[Task description]: Reproduce the records starting at the line that has "table-cell: 42.27 xyxy=(684,312,740,334)" and ending after the line that has "table-cell: 8.905 xyxy=(591,312,647,334)", with "column-header" renamed to "header-cell" and nothing else altered.

[Record list]:

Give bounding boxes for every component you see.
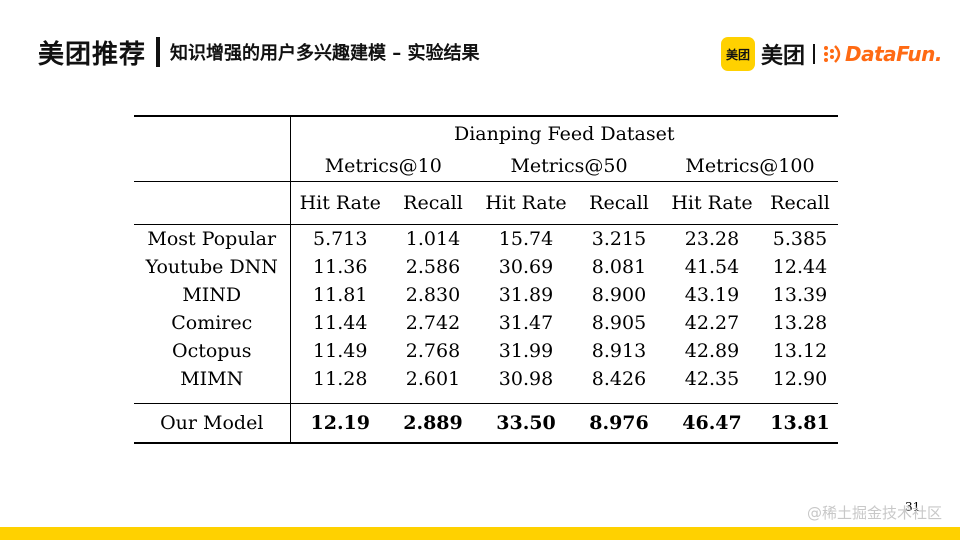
table-cell: 42.27 xyxy=(684,312,740,334)
column-header: Recall xyxy=(576,181,662,225)
column-header: Hit Rate xyxy=(662,181,762,225)
title-separator xyxy=(156,37,161,67)
table-cell-best: 33.50 xyxy=(476,403,576,444)
table-cell: 11.81 xyxy=(313,284,368,306)
column-header: Hit Rate xyxy=(290,181,390,225)
model-name: Octopus xyxy=(134,337,291,365)
table-cell: 43.19 xyxy=(684,284,740,306)
table-row: Octopus 11.49 2.768 31.99 8.913 42.89 13… xyxy=(134,337,838,365)
table-cell: 8.426 xyxy=(591,368,647,390)
meituan-logo-icon: 美团 xyxy=(721,37,755,71)
model-name: MIND xyxy=(134,281,291,309)
table-row: Youtube DNN 11.36 2.586 30.69 8.081 41.5… xyxy=(134,253,838,281)
metric-group-header: Metrics@100 xyxy=(662,151,838,182)
datafun-logo-icon xyxy=(824,45,841,63)
table-cell: 30.69 xyxy=(498,256,554,278)
table-cell-best: 2.889 xyxy=(390,403,476,444)
table-cell: 2.586 xyxy=(405,256,461,278)
table-cell: 42.35 xyxy=(684,368,740,390)
table-cell: 13.39 xyxy=(772,284,828,306)
table-cell: 11.49 xyxy=(313,340,368,362)
watermark: @稀土掘金技术社区 xyxy=(806,504,942,522)
meituan-logo-text: 美团 xyxy=(761,44,806,69)
table-cell: 8.905 xyxy=(591,312,647,334)
empty-corner-cell xyxy=(134,116,291,151)
empty-corner-cell xyxy=(134,151,291,182)
table-cell: 31.89 xyxy=(498,284,554,306)
results-table: Dianping Feed Dataset Metrics@10 Metrics… xyxy=(134,115,838,444)
table-row: MIMN 11.28 2.601 30.98 8.426 42.35 12.90 xyxy=(134,365,838,393)
table-cell: 11.36 xyxy=(313,256,368,278)
table-cell: 31.99 xyxy=(498,340,554,362)
empty-cell xyxy=(134,393,291,404)
table-cell: 15.74 xyxy=(498,228,554,250)
table-cell: 30.98 xyxy=(498,368,554,390)
empty-corner-cell xyxy=(134,181,291,225)
table-cell: 8.081 xyxy=(591,256,647,278)
column-header: Recall xyxy=(762,181,838,225)
table-cell: 23.28 xyxy=(684,228,740,250)
table-cell: 12.90 xyxy=(772,368,828,390)
table-cell: 11.28 xyxy=(313,368,368,390)
table-cell: 3.215 xyxy=(591,228,647,250)
table-cell-best: 13.81 xyxy=(762,403,838,444)
metric-group-row: Metrics@10 Metrics@50 Metrics@100 xyxy=(134,151,838,182)
table-cell: 2.768 xyxy=(405,340,461,362)
table-row: Comirec 11.44 2.742 31.47 8.905 42.27 13… xyxy=(134,309,838,337)
footer-bar xyxy=(0,527,960,540)
table-cell: 2.830 xyxy=(405,284,461,306)
datafun-logo-text: DataFun. xyxy=(845,42,942,66)
meituan-logo-square-text: 美团 xyxy=(725,47,750,62)
table-cell: 8.900 xyxy=(591,284,647,306)
metric-group-header: Metrics@10 xyxy=(290,151,476,182)
table-cell: 2.601 xyxy=(405,368,461,390)
brand-title: 美团推荐 xyxy=(38,39,147,70)
logo-area: 美团 美团 DataFun. xyxy=(721,34,942,74)
metric-group-header: Metrics@50 xyxy=(476,151,662,182)
table-row: Most Popular 5.713 1.014 15.74 3.215 23.… xyxy=(134,224,838,253)
model-name: Youtube DNN xyxy=(134,253,291,281)
table-cell: 41.54 xyxy=(684,256,740,278)
column-header: Hit Rate xyxy=(476,181,576,225)
empty-cell xyxy=(290,393,838,404)
dataset-name: Dianping Feed Dataset xyxy=(453,123,675,145)
our-model-row: Our Model 12.19 2.889 33.50 8.976 46.47 … xyxy=(134,403,838,444)
column-header: Recall xyxy=(390,181,476,225)
table-cell-best: 46.47 xyxy=(662,403,762,444)
table-cell: 42.89 xyxy=(684,340,740,362)
table-cell: 11.44 xyxy=(313,312,368,334)
table-row: MIND 11.81 2.830 31.89 8.900 43.19 13.39 xyxy=(134,281,838,309)
dataset-header-row: Dianping Feed Dataset xyxy=(134,116,838,151)
page-number: 31 xyxy=(905,500,921,514)
logo-separator xyxy=(813,44,816,64)
table-cell-best: 12.19 xyxy=(290,403,390,444)
slide-header: 美团推荐 知识增强的用户多兴趣建模 – 实验结果 xyxy=(38,30,480,74)
table-divider xyxy=(134,393,838,404)
table-cell-best: 8.976 xyxy=(576,403,662,444)
table-cell: 5.713 xyxy=(313,228,368,250)
model-name: Comirec xyxy=(134,309,291,337)
table-cell: 5.385 xyxy=(772,228,828,250)
table-cell: 8.913 xyxy=(591,340,647,362)
table-cell: 31.47 xyxy=(498,312,554,334)
model-name: MIMN xyxy=(134,365,291,393)
model-name: Most Popular xyxy=(134,224,291,253)
results-table-container: Dianping Feed Dataset Metrics@10 Metrics… xyxy=(134,115,838,444)
table-cell: 13.28 xyxy=(772,312,828,334)
table-cell: 12.44 xyxy=(772,256,828,278)
slide-title: 知识增强的用户多兴趣建模 – 实验结果 xyxy=(170,43,480,64)
table-cell: 2.742 xyxy=(405,312,461,334)
sub-header-row: Hit Rate Recall Hit Rate Recall Hit Rate… xyxy=(134,181,838,225)
table-cell: 13.12 xyxy=(772,340,828,362)
table-cell: 1.014 xyxy=(405,228,461,250)
model-name: Our Model xyxy=(134,403,291,444)
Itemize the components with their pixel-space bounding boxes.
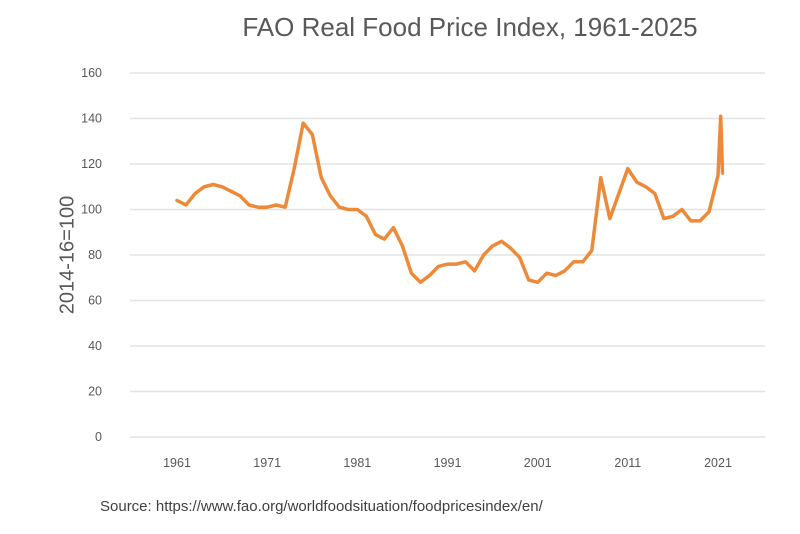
y-tick-label: 40: [88, 339, 102, 353]
x-tick-label: 2011: [614, 456, 641, 470]
chart-title: FAO Real Food Price Index, 1961-2025: [242, 12, 698, 42]
x-tick-label: 1961: [163, 456, 191, 470]
y-tick-label: 120: [81, 157, 102, 171]
series-line: [175, 114, 725, 285]
x-tick-label: 1981: [343, 456, 371, 470]
y-tick-label: 160: [81, 66, 102, 80]
y-tick-label: 20: [88, 385, 102, 399]
y-tick-label: 0: [95, 430, 102, 444]
x-tick-label: 1971: [253, 456, 281, 470]
y-tick-label: 60: [88, 294, 102, 308]
x-tick-label: 2001: [524, 456, 552, 470]
x-tick-label: 1991: [434, 456, 462, 470]
y-tick-label: 80: [88, 248, 102, 262]
y-tick-label: 100: [81, 203, 102, 217]
x-tick-label: 2021: [704, 456, 732, 470]
y-tick-label: 140: [81, 112, 102, 126]
source-note: Source: https://www.fao.org/worldfoodsit…: [100, 498, 543, 515]
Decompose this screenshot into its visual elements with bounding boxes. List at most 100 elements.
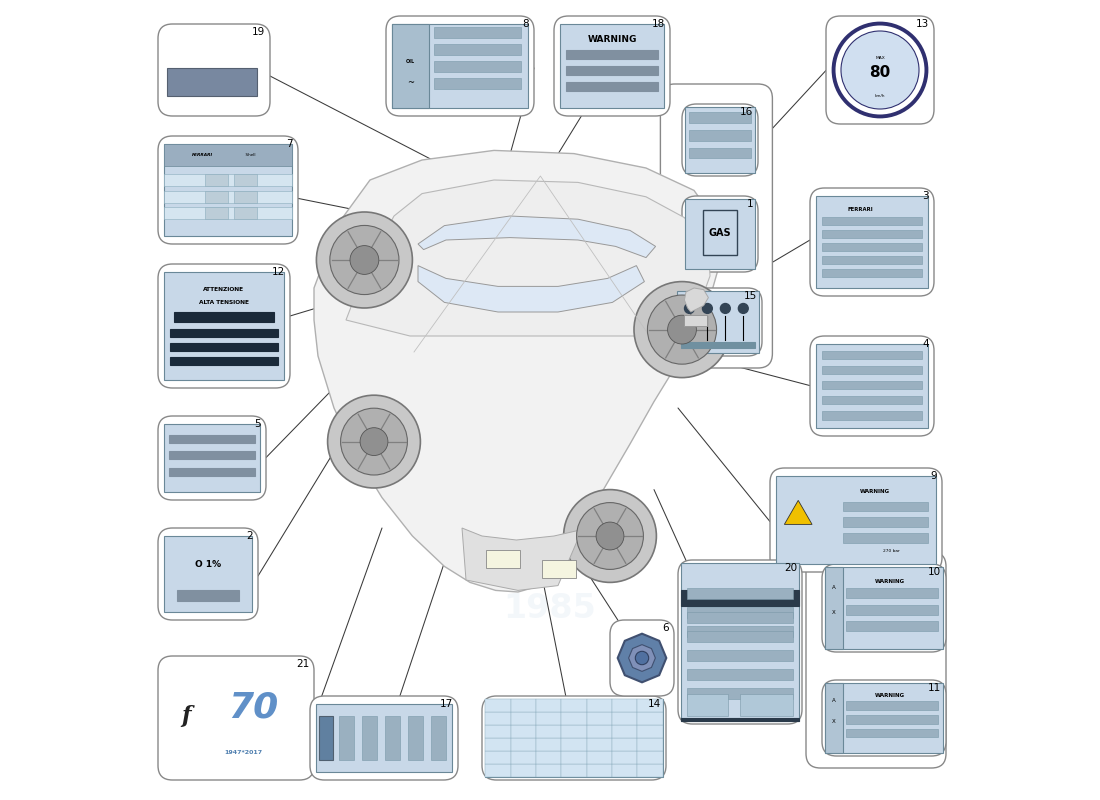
Polygon shape [410,192,662,316]
Text: X: X [832,610,836,614]
Bar [688,607,793,618]
FancyBboxPatch shape [660,84,772,368]
Text: ALTA TENSIONE: ALTA TENSIONE [199,300,249,305]
Bar [434,44,520,55]
Bar [164,424,260,492]
Bar [205,191,228,203]
Bar [565,82,659,91]
Bar [486,550,519,568]
Bar [565,50,659,59]
Circle shape [703,303,713,314]
Bar [846,621,938,631]
Bar [536,725,561,738]
Bar [688,589,793,599]
Text: A: A [832,698,836,703]
Polygon shape [618,634,667,682]
Bar [688,694,728,716]
FancyBboxPatch shape [682,104,758,176]
Bar [678,291,759,353]
FancyBboxPatch shape [826,16,934,124]
Text: 5: 5 [254,419,261,429]
Polygon shape [684,288,708,312]
Bar [688,626,793,638]
Bar [234,174,257,186]
Text: 7: 7 [287,139,294,149]
Text: 2: 2 [246,531,253,541]
Bar [637,751,663,764]
Bar [688,612,793,623]
FancyBboxPatch shape [386,16,534,116]
FancyBboxPatch shape [674,288,762,356]
Bar [822,411,922,419]
FancyBboxPatch shape [158,656,314,780]
Bar [637,764,663,777]
Text: 9: 9 [931,471,937,482]
Bar [560,24,663,108]
Bar [408,716,424,760]
FancyBboxPatch shape [482,696,666,780]
Bar [612,738,637,751]
Text: 14: 14 [648,699,661,709]
Bar [684,315,707,326]
FancyBboxPatch shape [158,136,298,244]
Text: 3: 3 [923,191,930,202]
Bar [164,144,292,166]
Bar [164,174,292,186]
Bar [434,61,520,72]
Bar [637,725,663,738]
Bar [822,350,922,359]
Bar [205,174,228,186]
Circle shape [834,23,926,117]
Circle shape [684,303,694,314]
Bar [510,699,536,712]
Polygon shape [314,150,719,592]
Text: ATTENZIONE: ATTENZIONE [204,286,244,292]
Bar [164,144,292,236]
Bar [362,716,377,760]
Circle shape [563,490,657,582]
Text: FERRARI: FERRARI [192,153,213,157]
Bar [846,605,938,614]
Polygon shape [418,266,645,312]
Bar [536,712,561,725]
Polygon shape [346,180,710,336]
Text: GAS: GAS [708,228,732,238]
Bar [536,738,561,751]
Text: 6: 6 [662,623,669,634]
Bar [816,196,927,288]
Bar [586,712,612,725]
Bar [561,751,586,764]
FancyBboxPatch shape [810,336,934,436]
Circle shape [330,226,399,294]
Bar [846,589,938,598]
Bar [689,113,751,123]
Circle shape [328,395,420,488]
Bar [846,715,938,723]
Circle shape [341,408,407,475]
Text: 11: 11 [928,683,942,693]
Bar [685,107,755,173]
Bar [846,702,938,710]
Text: FERRARI: FERRARI [847,207,873,212]
Bar [681,563,799,721]
Circle shape [634,282,730,378]
Circle shape [636,651,649,665]
Text: km/h: km/h [874,94,886,98]
Bar [846,729,938,738]
Bar [822,243,922,251]
Bar [612,712,637,725]
Bar [561,712,586,725]
Bar [740,694,793,716]
Bar [777,476,936,564]
Bar [340,716,354,760]
Bar [234,207,257,219]
Bar [612,764,637,777]
Bar [319,716,332,760]
Bar [434,78,520,89]
Text: Shell: Shell [243,153,256,157]
Bar [485,751,510,764]
Bar [612,699,637,712]
Bar [844,518,927,527]
Bar [167,68,256,96]
Text: 21: 21 [296,659,309,669]
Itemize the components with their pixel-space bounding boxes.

[Output]:
table-cell: 42.27 xyxy=(684,312,740,334)
header-cell: Recall xyxy=(576,181,662,225)
header-cell: Hit Rate xyxy=(662,181,762,225)
title-separator xyxy=(156,37,161,67)
table-cell-best: 33.50 xyxy=(476,403,576,444)
table-cell: 11.81 xyxy=(313,284,368,306)
header-cell: Hit Rate xyxy=(290,181,390,225)
model-name: Octopus xyxy=(134,337,291,365)
table-cell: 43.19 xyxy=(684,284,740,306)
table-row: Octopus 11.49 2.768 31.99 8.913 42.89 13… xyxy=(134,337,838,365)
table-cell: 8.426 xyxy=(591,368,647,390)
meituan-logo-icon: 美团 xyxy=(721,37,755,71)
model-name: MIND xyxy=(134,281,291,309)
table-row: Youtube DNN 11.36 2.586 30.69 8.081 41.5… xyxy=(134,253,838,281)
metric-group-header: Metrics@100 xyxy=(662,151,838,182)
datafun-logo-icon xyxy=(824,45,841,63)
table-cell: 30.69 xyxy=(498,256,554,278)
table-cell-best: 2.889 xyxy=(390,403,476,444)
table-cell: 2.586 xyxy=(405,256,461,278)
table-cell: 42.35 xyxy=(684,368,740,390)
table-cell: 13.39 xyxy=(772,284,828,306)
table-cell: 11.49 xyxy=(313,340,368,362)
watermark: @稀土掘金技术社区 xyxy=(806,504,942,522)
meituan-logo-text: 美团 xyxy=(761,44,806,69)
table-cell: 8.905 xyxy=(591,312,647,334)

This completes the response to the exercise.